Directions: Make a verbatim copy of the entries below; pictures stay out.

Task input:
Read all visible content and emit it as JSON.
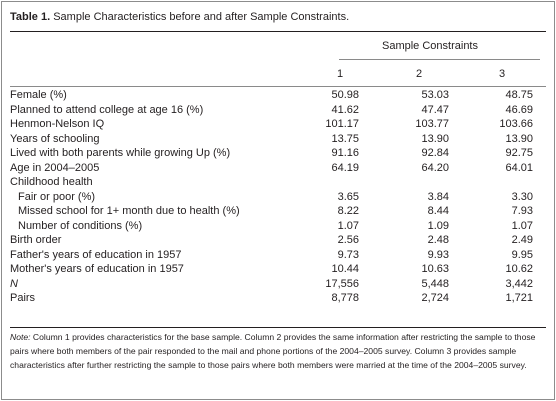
{
  "caption": {
    "label": "Table 1.",
    "text": "Sample Characteristics before and after Sample Constraints."
  },
  "header": {
    "group": "Sample Constraints",
    "columns": [
      "1",
      "2",
      "3"
    ]
  },
  "rows": [
    {
      "label": "Female (%)",
      "values": [
        "50.98",
        "53.03",
        "48.75"
      ]
    },
    {
      "label": "Planned to attend college at age 16 (%)",
      "values": [
        "41.62",
        "47.47",
        "46.69"
      ]
    },
    {
      "label": "Henmon-Nelson IQ",
      "values": [
        "101.17",
        "103.77",
        "103.66"
      ]
    },
    {
      "label": "Years of schooling",
      "values": [
        "13.75",
        "13.90",
        "13.90"
      ]
    },
    {
      "label": "Lived with both parents while growing Up (%)",
      "values": [
        "91.16",
        "92.84",
        "92.75"
      ]
    },
    {
      "label": "Age in 2004–2005",
      "values": [
        "64.19",
        "64.20",
        "64.01"
      ]
    },
    {
      "label": "Childhood health",
      "values": [
        "",
        "",
        ""
      ]
    },
    {
      "label": "Fair or poor (%)",
      "values": [
        "3.65",
        "3.84",
        "3.30"
      ],
      "indent": true
    },
    {
      "label": "Missed school for 1+ month due to health (%)",
      "values": [
        "8.22",
        "8.44",
        "7.93"
      ],
      "indent": true
    },
    {
      "label": "Number of conditions (%)",
      "values": [
        "1.07",
        "1.09",
        "1.07"
      ],
      "indent": true
    },
    {
      "label": "Birth order",
      "values": [
        "2.56",
        "2.48",
        "2.49"
      ]
    },
    {
      "label": "Father's years of education in 1957",
      "values": [
        "9.73",
        "9.93",
        "9.95"
      ]
    },
    {
      "label": "Mother's years of education in 1957",
      "values": [
        "10.44",
        "10.63",
        "10.62"
      ]
    },
    {
      "label": "N",
      "values": [
        "17,556",
        "5,448",
        "3,442"
      ],
      "italic": true
    },
    {
      "label": "Pairs",
      "values": [
        "8,778",
        "2,724",
        "1,721"
      ]
    }
  ],
  "note": {
    "label": "Note:",
    "text": " Column 1 provides characteristics for the base sample. Column 2 provides the same information after restricting the sample to those pairs where both members of the pair responded to the mail and phone portions of the 2004–2005 survey. Column 3 provides sample characteristics after further restricting the sample to those pairs where both members were married at the time of the 2004–2005 survey."
  }
}
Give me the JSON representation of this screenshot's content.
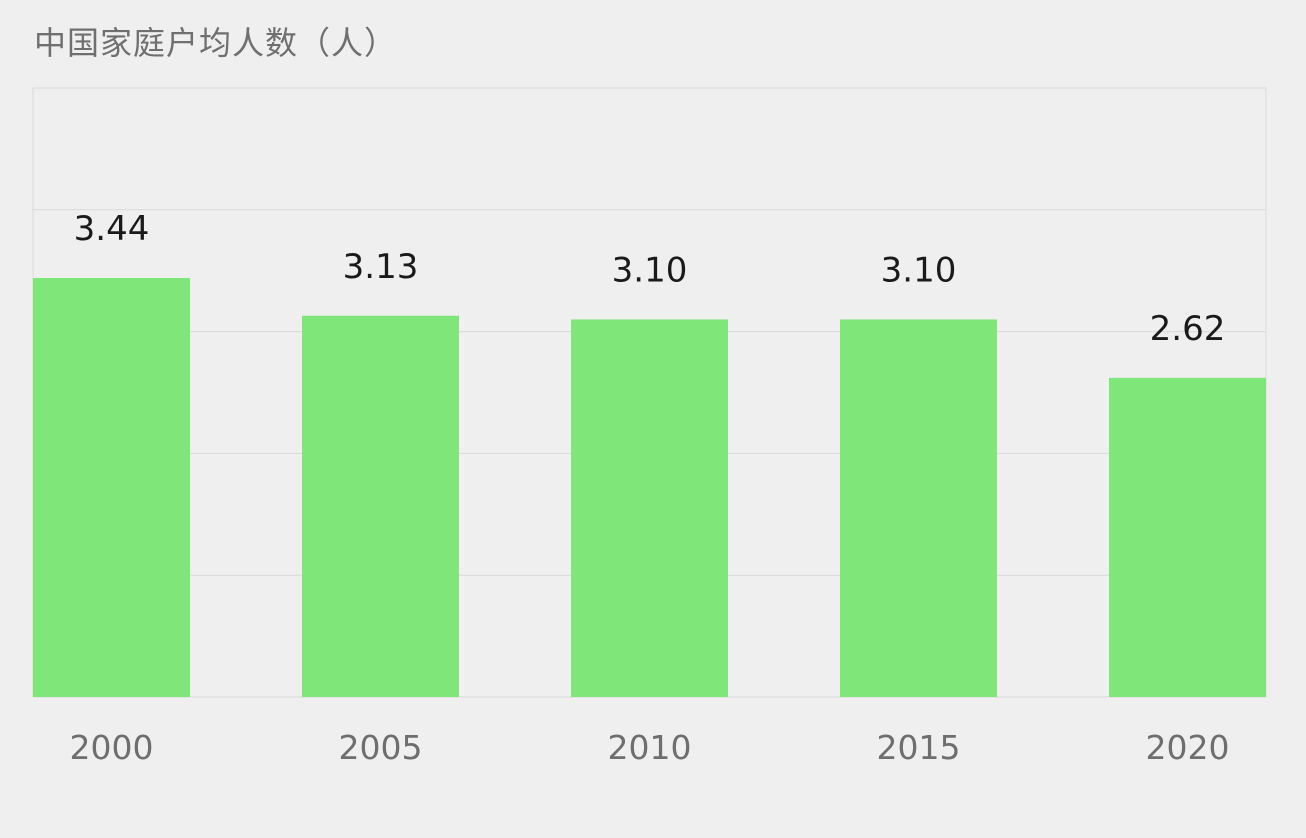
{
  "chart_data": {
    "type": "bar",
    "title": "中国家庭户均人数（人）",
    "xlabel": "",
    "ylabel": "",
    "categories": [
      "2000",
      "2005",
      "2010",
      "2015",
      "2020"
    ],
    "values": [
      3.44,
      3.13,
      3.1,
      3.1,
      2.62
    ],
    "value_labels": [
      "3.44",
      "3.13",
      "3.10",
      "3.10",
      "2.62"
    ],
    "ylim": [
      0,
      5
    ],
    "grid": true,
    "legend": "none",
    "colors": {
      "bar": "#7fe67a",
      "grid": "#d9d9d9",
      "background": "#efefef"
    }
  }
}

Task result:
Read all visible content and emit it as JSON.
{
  "caption": {
    "label": "Table 1.",
    "text": "Sample Characteristics before and after Sample Constraints."
  },
  "header": {
    "group": "Sample Constraints",
    "columns": [
      "1",
      "2",
      "3"
    ]
  },
  "rows": [
    {
      "label": "Female (%)",
      "values": [
        "50.98",
        "53.03",
        "48.75"
      ]
    },
    {
      "label": "Planned to attend college at age 16 (%)",
      "values": [
        "41.62",
        "47.47",
        "46.69"
      ]
    },
    {
      "label": "Henmon-Nelson IQ",
      "values": [
        "101.17",
        "103.77",
        "103.66"
      ]
    },
    {
      "label": "Years of schooling",
      "values": [
        "13.75",
        "13.90",
        "13.90"
      ]
    },
    {
      "label": "Lived with both parents while growing Up (%)",
      "values": [
        "91.16",
        "92.84",
        "92.75"
      ]
    },
    {
      "label": "Age in 2004–2005",
      "values": [
        "64.19",
        "64.20",
        "64.01"
      ]
    },
    {
      "label": "Childhood health",
      "values": [
        "",
        "",
        ""
      ]
    },
    {
      "label": "Fair or poor (%)",
      "values": [
        "3.65",
        "3.84",
        "3.30"
      ],
      "indent": true
    },
    {
      "label": "Missed school for 1+ month due to health (%)",
      "values": [
        "8.22",
        "8.44",
        "7.93"
      ],
      "indent": true
    },
    {
      "label": "Number of conditions (%)",
      "values": [
        "1.07",
        "1.09",
        "1.07"
      ],
      "indent": true
    },
    {
      "label": "Birth order",
      "values": [
        "2.56",
        "2.48",
        "2.49"
      ]
    },
    {
      "label": "Father's years of education in 1957",
      "values": [
        "9.73",
        "9.93",
        "9.95"
      ]
    },
    {
      "label": "Mother's years of education in 1957",
      "values": [
        "10.44",
        "10.63",
        "10.62"
      ]
    },
    {
      "label": "N",
      "values": [
        "17,556",
        "5,448",
        "3,442"
      ],
      "italic": true
    },
    {
      "label": "Pairs",
      "values": [
        "8,778",
        "2,724",
        "1,721"
      ]
    }
  ],
  "note": {
    "label": "Note:",
    "text": " Column 1 provides characteristics for the base sample. Column 2 provides the same information after restricting the sample to those pairs where both members of the pair responded to the mail and phone portions of the 2004–2005 survey. Column 3 provides sample characteristics after further restricting the sample to those pairs where both members were married at the time of the 2004–2005 survey."
  }
}
Give me the JSON representation of this screenshot's content.
{
  "chart_data": {
    "type": "bar",
    "title": "中国家庭户均人数（人）",
    "xlabel": "",
    "ylabel": "",
    "categories": [
      "2000",
      "2005",
      "2010",
      "2015",
      "2020"
    ],
    "values": [
      3.44,
      3.13,
      3.1,
      3.1,
      2.62
    ],
    "value_labels": [
      "3.44",
      "3.13",
      "3.10",
      "3.10",
      "2.62"
    ],
    "ylim": [
      0,
      5
    ],
    "grid": true,
    "legend": "none",
    "colors": {
      "bar": "#7fe67a",
      "grid": "#d9d9d9",
      "background": "#efefef"
    }
  }
}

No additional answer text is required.